* _Task statement_
Write out every entry, unchanged. Skip any picture.

* _Rows_
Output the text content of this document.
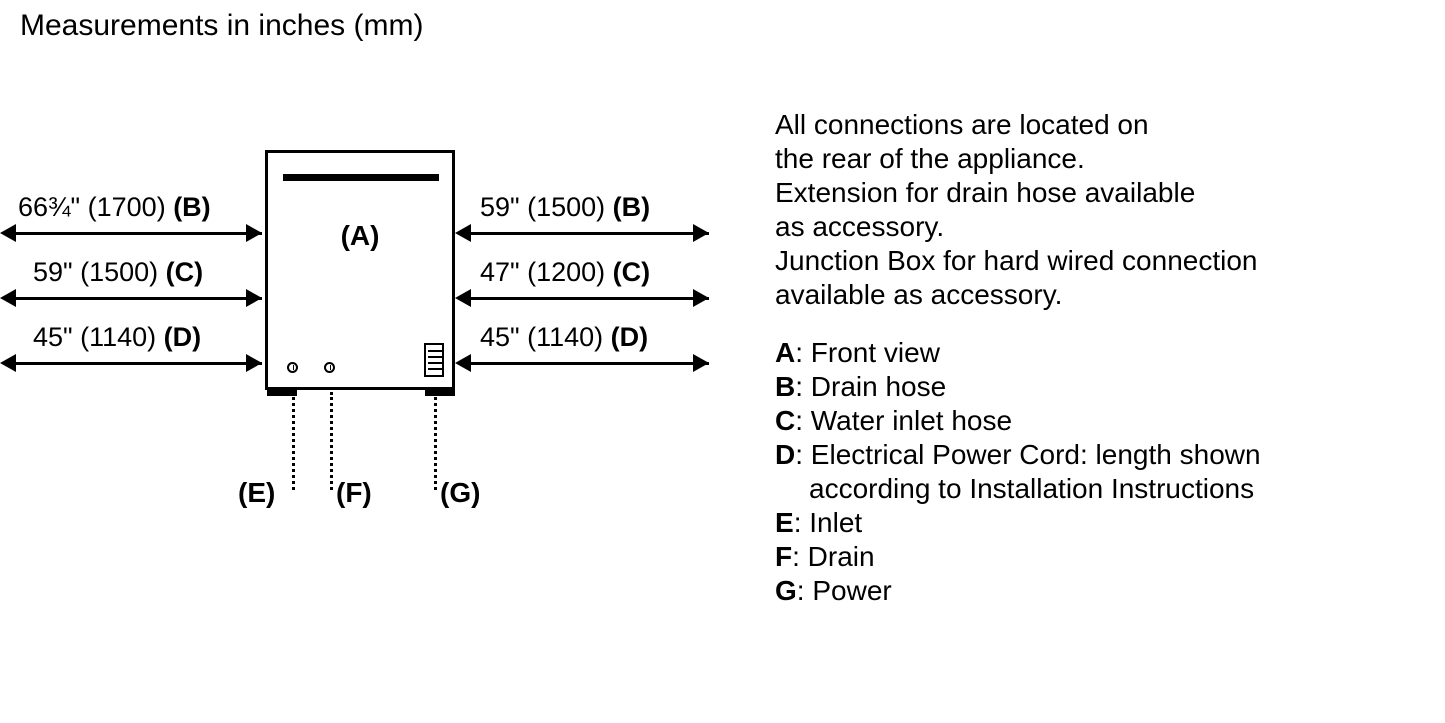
Measurements in inches (mm)
(A)
66¾" (1700) (B)
59" (1500) (C)
45" (1140) (D)
59" (1500) (B)
47" (1200) (C)
45" (1140) (D)
(E) (F) (G)
All connections are located on
the rear of the appliance.
Extension for drain hose available
as accessory.
Junction Box for hard wired connection
available as accessory.
A: Front view
B: Drain hose
C: Water inlet hose
D: Electrical Power Cord: length shown
according to Installation Instructions
E: Inlet
F: Drain
G: Power
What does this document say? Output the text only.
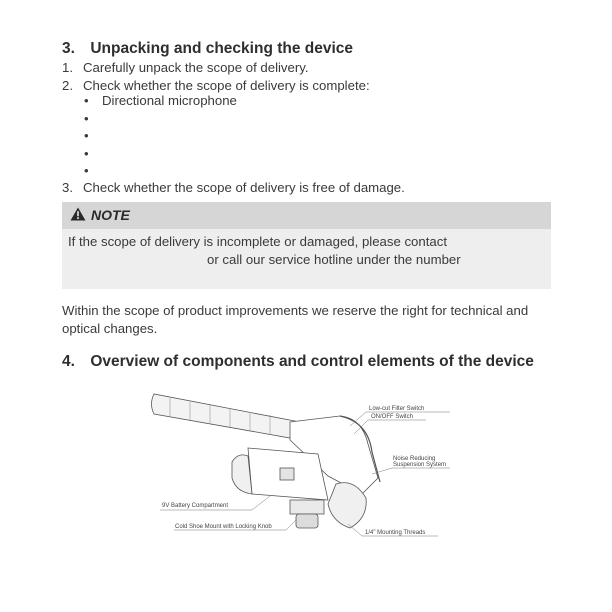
3. Unpacking and checking the device
1. Carefully unpack the scope of delivery.
2. Check whether the scope of delivery is complete:
• Directional microphone
•
•
•
•
3. Check whether the scope of delivery is free of damage.
NOTE
If the scope of delivery is incomplete or damaged, please contact
or call our service hotline under the number
Within the scope of product improvements we reserve the right for technical and optical changes.
4. Overview of components and control elements of the device
Low-cut Filter Switch
ON/OFF Switch
Noise Reducing
Suspension System
9V Battery Compartment
Cold Shoe Mount with Locking Knob
1/4" Mounting Threads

* _Exercise result_
Output the text content of this document.
Measurements in inches (mm)
(A)
66¾" (1700) (B)
59" (1500) (C)
45" (1140) (D)
59" (1500) (B)
47" (1200) (C)
45" (1140) (D)
(E) (F) (G)
All connections are located on
the rear of the appliance.
Extension for drain hose available
as accessory.
Junction Box for hard wired connection
available as accessory.
A: Front view
B: Drain hose
C: Water inlet hose
D: Electrical Power Cord: length shown
according to Installation Instructions
E: Inlet
F: Drain
G: Power
What does this document say? Output the text only.
3. Unpacking and checking the device
1. Carefully unpack the scope of delivery.
2. Check whether the scope of delivery is complete:
• Directional microphone
•
•
•
•
3. Check whether the scope of delivery is free of damage.
NOTE
If the scope of delivery is incomplete or damaged, please contact
or call our service hotline under the number
Within the scope of product improvements we reserve the right for technical and optical changes.
4. Overview of components and control elements of the device
Low-cut Filter Switch
ON/OFF Switch
Noise Reducing
Suspension System
9V Battery Compartment
Cold Shoe Mount with Locking Knob
1/4" Mounting Threads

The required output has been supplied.